=== Data provided ===

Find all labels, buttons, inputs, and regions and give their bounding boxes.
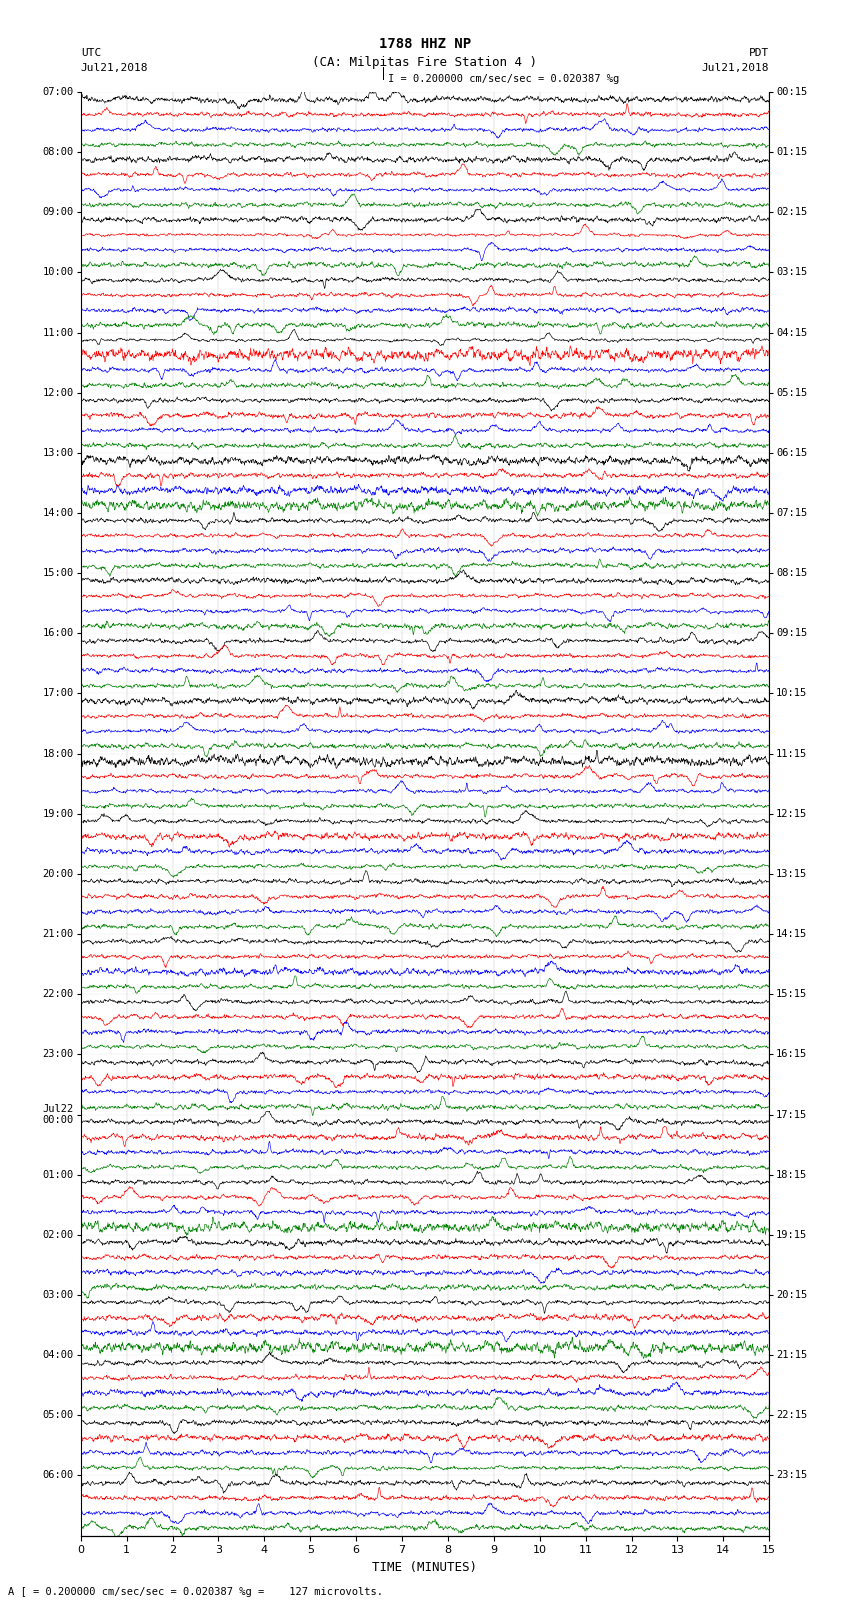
Text: A [ = 0.200000 cm/sec/sec = 0.020387 %g =    127 microvolts.: A [ = 0.200000 cm/sec/sec = 0.020387 %g …	[8, 1587, 383, 1597]
Text: Jul21,2018: Jul21,2018	[81, 63, 148, 73]
Text: Jul21,2018: Jul21,2018	[702, 63, 769, 73]
Text: UTC: UTC	[81, 48, 101, 58]
Text: I = 0.200000 cm/sec/sec = 0.020387 %g: I = 0.200000 cm/sec/sec = 0.020387 %g	[388, 74, 619, 84]
X-axis label: TIME (MINUTES): TIME (MINUTES)	[372, 1561, 478, 1574]
Text: (CA: Milpitas Fire Station 4 ): (CA: Milpitas Fire Station 4 )	[313, 56, 537, 69]
Text: PDT: PDT	[749, 48, 769, 58]
Text: 1788 HHZ NP: 1788 HHZ NP	[379, 37, 471, 52]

===

Stated problem:
Rewrite all the records above as a numbered list with one line per item. Skip blank lines and leave the pictures out.

Response to the exercise:
1. Find all labels, buttons, inputs, and regions and give their bounding boxes.
2. Text: A [ = 0.200000 cm/sec/sec = 0.020387 %g =    127 microvolts.: A [ = 0.200000 cm/sec/sec = 0.020387 %g …	[8, 1587, 383, 1597]
3. Text: Jul21,2018: Jul21,2018	[81, 63, 148, 73]
4. Text: Jul21,2018: Jul21,2018	[702, 63, 769, 73]
5. Text: UTC: UTC	[81, 48, 101, 58]
6. Text: I = 0.200000 cm/sec/sec = 0.020387 %g: I = 0.200000 cm/sec/sec = 0.020387 %g	[388, 74, 619, 84]
7. X-axis label: TIME (MINUTES): TIME (MINUTES)	[372, 1561, 478, 1574]
8. Text: (CA: Milpitas Fire Station 4 ): (CA: Milpitas Fire Station 4 )	[313, 56, 537, 69]
9. Text: PDT: PDT	[749, 48, 769, 58]
10. Text: 1788 HHZ NP: 1788 HHZ NP	[379, 37, 471, 52]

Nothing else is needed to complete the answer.